Task requirements. Turn the lines from the line with "volume-bar [191, 579, 195, 640]" to the line with "candle-body [723, 411, 727, 432]" into a JSON list of strings, one string per line and no blank lines. Leave out every other line.

Labeled region entries.

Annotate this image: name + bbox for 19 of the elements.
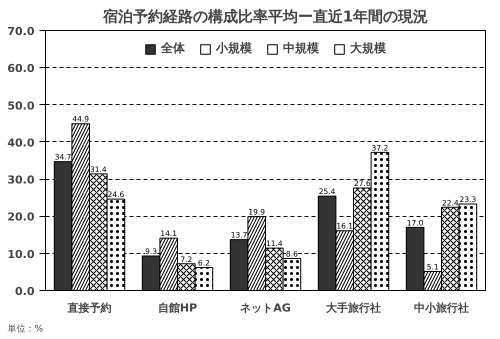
x-tick-label: 自館HP (158, 302, 198, 314)
y-tick-label: 50.0 (7, 99, 35, 112)
x-tick-label: 直接予約 (66, 302, 112, 314)
legend-label: 大規模 (350, 40, 386, 57)
text: 単位：% (8, 324, 44, 334)
y-tick-label: 60.0 (7, 62, 35, 76)
legend-label: 中規模 (283, 40, 319, 57)
y-tick-label: 10.0 (7, 248, 35, 261)
y-tick-label: 0.0 (15, 285, 35, 298)
x-tick-label: 中小旅行社 (414, 302, 469, 314)
y-tick-label: 20.0 (7, 210, 35, 224)
chart-title: 宿泊予約経路の構成比率平均ー直近1年間の現況 (102, 8, 428, 26)
legend-label: 全体 (161, 40, 185, 57)
x-tick-label: 大手旅行社 (326, 302, 381, 314)
y-tick-label: 30.0 (7, 174, 35, 187)
x-tick-label: ネットAG (240, 302, 291, 314)
legend-label: 小規模 (216, 40, 252, 57)
y-tick-label: 40.0 (7, 136, 35, 150)
y-tick-label: 70.0 (7, 25, 35, 38)
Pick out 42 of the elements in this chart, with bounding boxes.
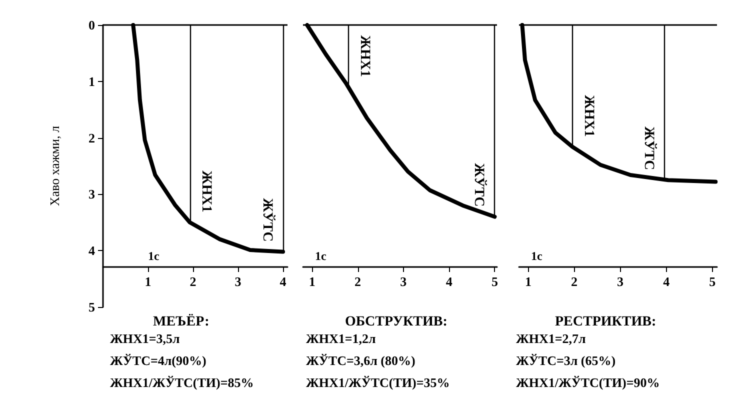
text: ЖЎТС=4л(90%) bbox=[110, 353, 206, 368]
annotation: ЖЎТС bbox=[471, 163, 488, 207]
text: ЖНХ1/ЖЎТС(ТИ)=35% bbox=[306, 375, 450, 390]
text: ЖНХ1=2,7л bbox=[516, 331, 586, 346]
x-tick-label: 2 bbox=[354, 274, 362, 289]
x-tick-label: 4 bbox=[663, 274, 670, 289]
text: МЕЪЁР: bbox=[153, 314, 210, 330]
x-tick-label: 3 bbox=[400, 274, 408, 289]
text: ЖНХ1=3,5л bbox=[110, 331, 180, 346]
y-tick-label: 4 bbox=[88, 243, 96, 258]
x-tick-label: 5 bbox=[491, 274, 498, 289]
x-tick-label: 1 bbox=[524, 274, 532, 289]
x-tick-label: 3 bbox=[617, 274, 624, 289]
y-tick-label: 5 bbox=[88, 300, 96, 314]
y-tick-label: 3 bbox=[88, 186, 96, 202]
x-tick-label: 4 bbox=[446, 274, 453, 289]
y-tick-label: 2 bbox=[88, 130, 95, 146]
annotation: 1с bbox=[148, 249, 160, 263]
x-tick-label: 5 bbox=[709, 274, 716, 289]
annotation: 1с bbox=[531, 249, 543, 263]
text: ЖЎТС=3л (65%) bbox=[516, 353, 616, 368]
annotation: ЖНХ1 bbox=[580, 94, 596, 137]
y-axis-title: Хаво хажми, л bbox=[47, 125, 62, 206]
x-tick-label: 2 bbox=[190, 274, 196, 289]
y-tick-label: 0 bbox=[88, 18, 95, 32]
annotation: ЖНХ1 bbox=[357, 35, 372, 78]
x-tick-label: 1 bbox=[308, 274, 316, 289]
text: РЕСТРИКТИВ: bbox=[555, 314, 656, 330]
x-tick-label: 1 bbox=[144, 274, 152, 289]
text: ЖНХ1=1,2л bbox=[306, 331, 376, 346]
annotation: 1с bbox=[315, 249, 327, 263]
y-tick-label: 1 bbox=[88, 74, 95, 89]
annotation: ЖНХ1 bbox=[198, 170, 214, 212]
annotation: ЖЎТС bbox=[260, 198, 276, 242]
x-tick-label: 3 bbox=[234, 274, 242, 289]
text: ЖНХ1/ЖЎТС(ТИ)=90% bbox=[516, 375, 660, 390]
text: ЖНХ1/ЖЎТС(ТИ)=85% bbox=[110, 375, 254, 390]
annotation: ЖЎТС bbox=[641, 126, 658, 170]
text: ЖЎТС=3,6л (80%) bbox=[306, 353, 416, 368]
text: ОБСТРУКТИВ: bbox=[345, 314, 448, 330]
x-tick-label: 2 bbox=[571, 274, 578, 289]
x-tick-label: 4 bbox=[280, 274, 287, 289]
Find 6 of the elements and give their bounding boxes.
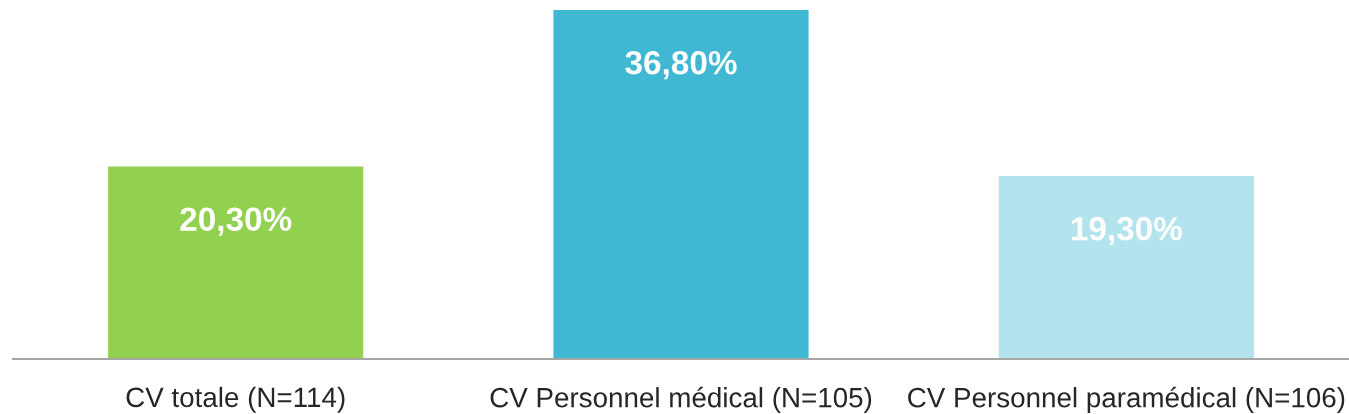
data-label: 36,80% — [625, 50, 737, 80]
data-label: 19,30% — [1071, 216, 1182, 246]
x-tick-label: CV Personnel paramédical (N=106) — [908, 386, 1345, 413]
x-tick-label: CV totale (N=114) — [126, 386, 345, 413]
data-label: 20,30% — [180, 207, 292, 236]
x-tick-label: CV Personnel médical (N=105) — [490, 386, 872, 413]
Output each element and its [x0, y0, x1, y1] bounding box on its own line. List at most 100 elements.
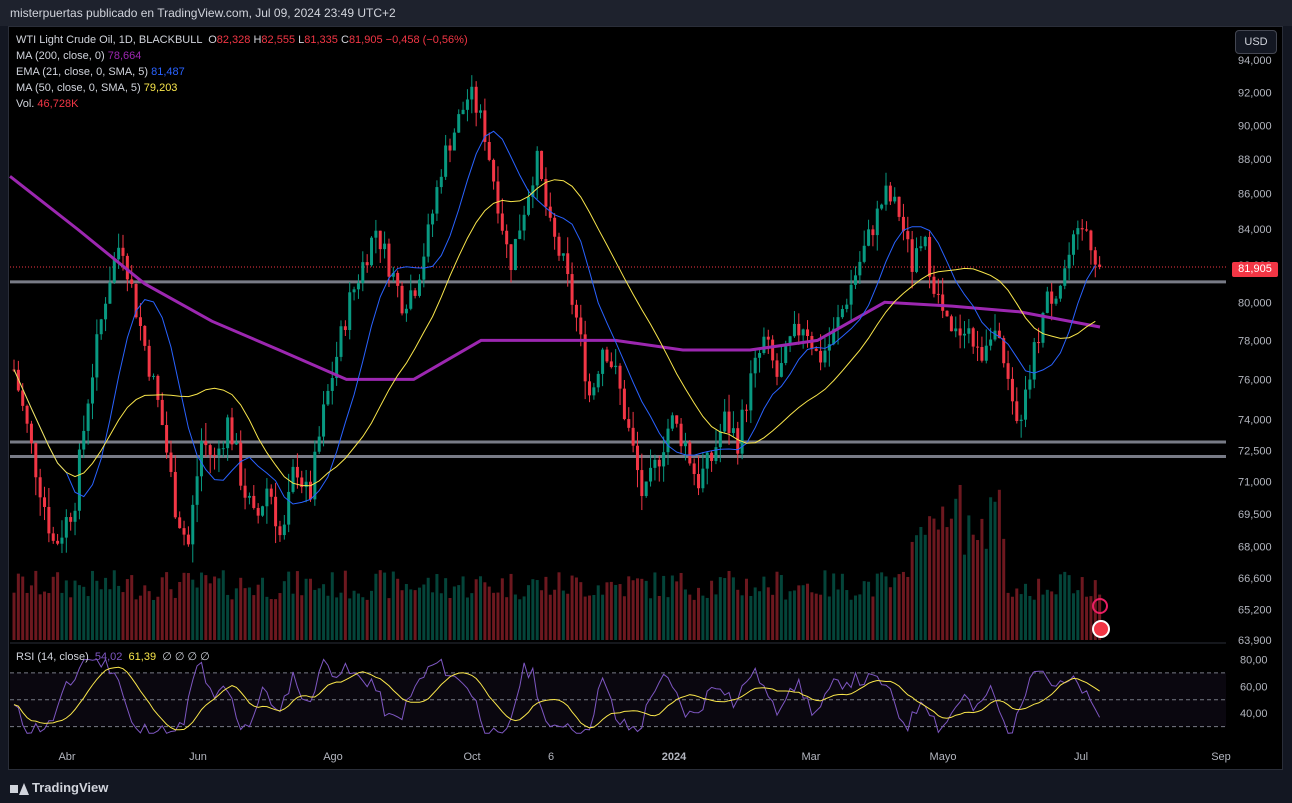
volume-bar [191, 579, 195, 640]
candle-body [662, 452, 666, 467]
time-tick-label: 2024 [662, 751, 687, 763]
candle-body [609, 361, 613, 368]
candle-body [888, 185, 892, 202]
price-tick-label: 74,000 [1238, 414, 1272, 426]
volume-bar [836, 589, 840, 640]
candle-body [867, 229, 871, 246]
volume-bar [657, 595, 661, 640]
candle-body [160, 399, 164, 426]
volume-bar [1067, 575, 1071, 640]
volume-bar [282, 581, 286, 640]
candle-body [169, 452, 173, 472]
time-tick-label: Mayo [930, 751, 957, 763]
volume-bar [906, 576, 910, 640]
high-value: 82,555 [261, 34, 296, 46]
volume-bar [705, 597, 709, 640]
low-label: L [298, 34, 305, 46]
candle-body [38, 477, 42, 498]
candle-body [605, 349, 609, 362]
ema21-label[interactable]: EMA (21, close, 0, SMA, 5) [16, 66, 149, 78]
volume-bar [649, 598, 653, 640]
volume-bar [653, 572, 657, 640]
volume-bar [744, 578, 748, 640]
volume-bar [182, 572, 186, 640]
volume-bar [779, 575, 783, 640]
candle-body [670, 415, 674, 429]
volume-bar [893, 577, 897, 640]
candle-body [165, 425, 169, 453]
price-tick-label: 63,900 [1238, 635, 1272, 647]
candle-body [217, 448, 221, 456]
candle-body [226, 417, 230, 449]
volume-bar [326, 595, 330, 640]
volume-bar [679, 572, 683, 640]
lightning-event-icon[interactable] [1092, 598, 1108, 614]
currency-button[interactable]: USD [1235, 30, 1277, 54]
volume-bar [784, 599, 788, 640]
candle-body [487, 142, 491, 160]
candle-body [753, 357, 757, 374]
candle-body [540, 150, 544, 180]
volume-bar [509, 573, 513, 640]
volume-bar [239, 577, 243, 640]
candle-body [971, 328, 975, 347]
candle-body [308, 481, 312, 500]
candle-body [282, 524, 286, 536]
volume-bar [601, 594, 605, 640]
candle-body [108, 282, 112, 304]
candle-body [365, 262, 369, 266]
volume-bar [727, 570, 731, 640]
volume-bar [801, 585, 805, 640]
header-bar [0, 0, 1292, 26]
volume-bar [714, 594, 718, 640]
chart-area[interactable] [8, 26, 1283, 770]
candle-body [295, 466, 299, 478]
candle-body [906, 231, 910, 240]
volume-bar [1002, 538, 1006, 640]
candle-body [579, 317, 583, 335]
rsi-label[interactable]: RSI (14, close) [16, 651, 89, 663]
candle-body [832, 328, 836, 345]
candle-body [984, 345, 988, 361]
volume-bar [38, 594, 42, 640]
candle-body [400, 285, 404, 314]
volume-bar [230, 599, 234, 640]
candle-body [352, 289, 356, 293]
candle-body [723, 411, 727, 432]
candle-body [130, 279, 134, 284]
volume-label[interactable]: Vol. [16, 98, 35, 110]
volume-bar [465, 597, 469, 640]
volume-bar [387, 598, 391, 640]
candle-body [1006, 363, 1010, 379]
rsi-extras: ∅ ∅ ∅ ∅ [162, 651, 210, 663]
volume-bar [1054, 594, 1058, 640]
volume-bar [574, 577, 578, 640]
candle-body [265, 488, 269, 507]
ma50-label[interactable]: MA (50, close, 0, SMA, 5) [16, 82, 141, 94]
tradingview-logo[interactable]: TradingView [10, 780, 108, 795]
candle-body [928, 236, 932, 277]
volume-bar [806, 583, 810, 640]
volume-bar [160, 577, 164, 640]
close-label: C [340, 34, 349, 46]
price-tick-label: 68,000 [1238, 542, 1272, 554]
us-flag-event-icon[interactable] [1092, 620, 1110, 638]
candle-body [43, 497, 47, 507]
volume-bar [426, 577, 430, 640]
rsi-ma-line [13, 666, 1100, 731]
volume-bar [308, 578, 312, 640]
ma200-label[interactable]: MA (200, close, 0) [16, 50, 105, 62]
volume-bar [265, 596, 269, 640]
candle-body [644, 481, 648, 497]
volume-bar [291, 593, 295, 640]
candle-body [557, 236, 561, 256]
candle-body [923, 236, 927, 247]
symbol-name[interactable]: WTI Light Crude Oil, 1D, BLACKBULL [16, 34, 203, 46]
ema21-line [13, 130, 1096, 505]
price-tick-label: 92,000 [1238, 87, 1272, 99]
volume-bar [121, 592, 125, 640]
volume-bar [90, 570, 94, 640]
candle-body [208, 445, 212, 455]
volume-bar [766, 587, 770, 640]
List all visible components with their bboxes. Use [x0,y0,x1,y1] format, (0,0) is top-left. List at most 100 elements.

Solution for this exercise.
[
  "volume-bar [191, 579, 195, 640]",
  "candle-body [662, 452, 666, 467]",
  "time-tick-label: 2024 [662, 751, 687, 763]",
  "candle-body [609, 361, 613, 368]",
  "candle-body [888, 185, 892, 202]",
  "price-tick-label: 74,000 [1238, 414, 1272, 426]",
  "volume-bar [836, 589, 840, 640]",
  "candle-body [867, 229, 871, 246]",
  "volume-bar [657, 595, 661, 640]",
  "candle-body [160, 399, 164, 426]",
  "volume-bar [1067, 575, 1071, 640]",
  "volume-bar [282, 581, 286, 640]",
  "candle-body [169, 452, 173, 472]",
  "time-tick-label: Mayo [930, 751, 957, 763]",
  "volume-bar [906, 576, 910, 640]",
  "high-value: 82,555 [261, 34, 296, 46]",
  "volume-bar [705, 597, 709, 640]",
  "low-label: L [298, 34, 305, 46]",
  "candle-body [38, 477, 42, 498]",
  "candle-body [605, 349, 609, 362]",
  "ema21-label[interactable]: EMA (21, close, 0, SMA, 5) [16, 66, 149, 78]",
  "volume-bar [649, 598, 653, 640]",
  "volume-bar [653, 572, 657, 640]",
  "volume-bar [744, 578, 748, 640]",
  "volume-bar [182, 572, 186, 640]",
  "volume-bar [779, 575, 783, 640]",
  "candle-body [670, 415, 674, 429]",
  "volume-bar [893, 577, 897, 640]",
  "candle-body [165, 425, 169, 453]",
  "price-tick-label: 63,900 [1238, 635, 1272, 647]",
  "candle-body [217, 448, 221, 456]",
  "candle-body [226, 417, 230, 449]",
  "volume-bar [326, 595, 330, 640]",
  "volume-bar [679, 572, 683, 640]",
  "lightning-event-icon[interactable] [1092, 598, 1108, 614]",
  "currency-button[interactable]: USD [1235, 30, 1277, 54]",
  "volume-bar [784, 599, 788, 640]",
  "candle-body [487, 142, 491, 160]",
  "candle-body [753, 357, 757, 374]",
  "candle-body [540, 150, 544, 180]",
  "volume-bar [509, 573, 513, 640]",
  "volume-bar [239, 577, 243, 640]",
  "candle-body [971, 328, 975, 347]",
  "candle-body [308, 481, 312, 500]",
  "candle-body [282, 524, 286, 536]",
  "volume-bar [601, 594, 605, 640]",
  "candle-body [108, 282, 112, 304]",
  "candle-body [365, 262, 369, 266]",
  "volume-bar [727, 570, 731, 640]",
  "volume-bar [801, 585, 805, 640]",
  "header-bar [0, 0, 1292, 26]",
  "volume-bar [714, 594, 718, 640]",
  "chart-area[interactable] [8, 26, 1283, 770]",
  "candle-body [295, 466, 299, 478]",
  "candle-body [906, 231, 910, 240]",
  "volume-bar [1002, 538, 1006, 640]",
  "candle-body [579, 317, 583, 335]",
  "rsi-label[interactable]: RSI (14, close) [16, 651, 89, 663]",
  "candle-body [832, 328, 836, 345]",
  "candle-body [984, 345, 988, 361]",
  "volume-bar [38, 594, 42, 640]",
  "candle-body [400, 285, 404, 314]",
  "volume-bar [230, 599, 234, 640]",
  "candle-body [352, 289, 356, 293]",
  "candle-body [723, 411, 727, 432]"
]